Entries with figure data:
────────────────────────────────────────

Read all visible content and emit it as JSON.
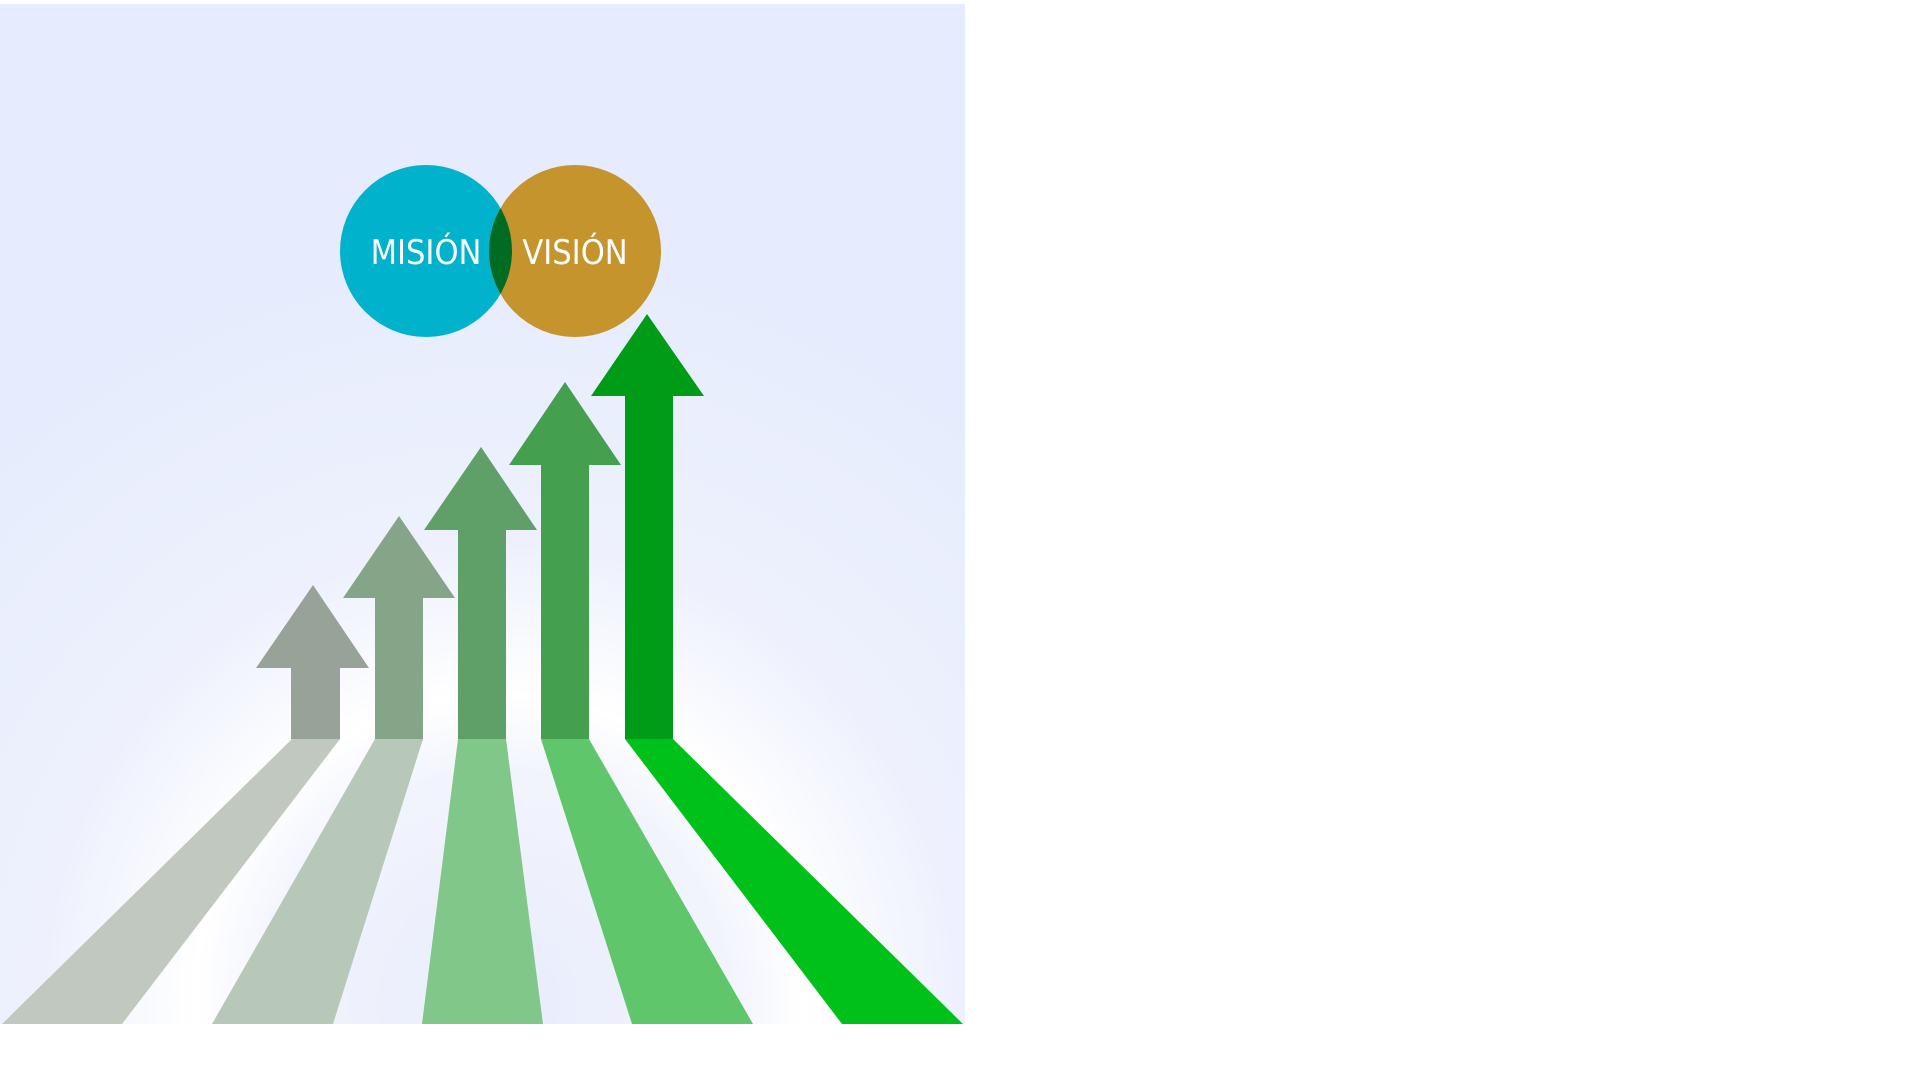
{
  "venn": {
    "left_label": "MISIÓN",
    "right_label": "VISIÓN",
    "left_color": "#00b2cc",
    "right_color": "#c5942c",
    "overlap_color": "#006b22"
  },
  "arrows": {
    "count": 5,
    "colors": [
      "#97a398",
      "#85a588",
      "#5ea067",
      "#44a04f",
      "#009c17"
    ],
    "road_colors": [
      "#c1c8bf",
      "#b8c8b8",
      "#82c78a",
      "#60c66c",
      "#00c11a"
    ]
  },
  "background": {
    "top_color": "#e6ecfd",
    "mid_color": "#ffffff"
  }
}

────────────────────────────────────────

Your instructions -
Exclude the pictures. Write out the remaining data exactly.

Completed exercise -
Read all visible content and emit it as JSON.
{
  "venn": {
    "left_label": "MISIÓN",
    "right_label": "VISIÓN",
    "left_color": "#00b2cc",
    "right_color": "#c5942c",
    "overlap_color": "#006b22"
  },
  "arrows": {
    "count": 5,
    "colors": [
      "#97a398",
      "#85a588",
      "#5ea067",
      "#44a04f",
      "#009c17"
    ],
    "road_colors": [
      "#c1c8bf",
      "#b8c8b8",
      "#82c78a",
      "#60c66c",
      "#00c11a"
    ]
  },
  "background": {
    "top_color": "#e6ecfd",
    "mid_color": "#ffffff"
  }
}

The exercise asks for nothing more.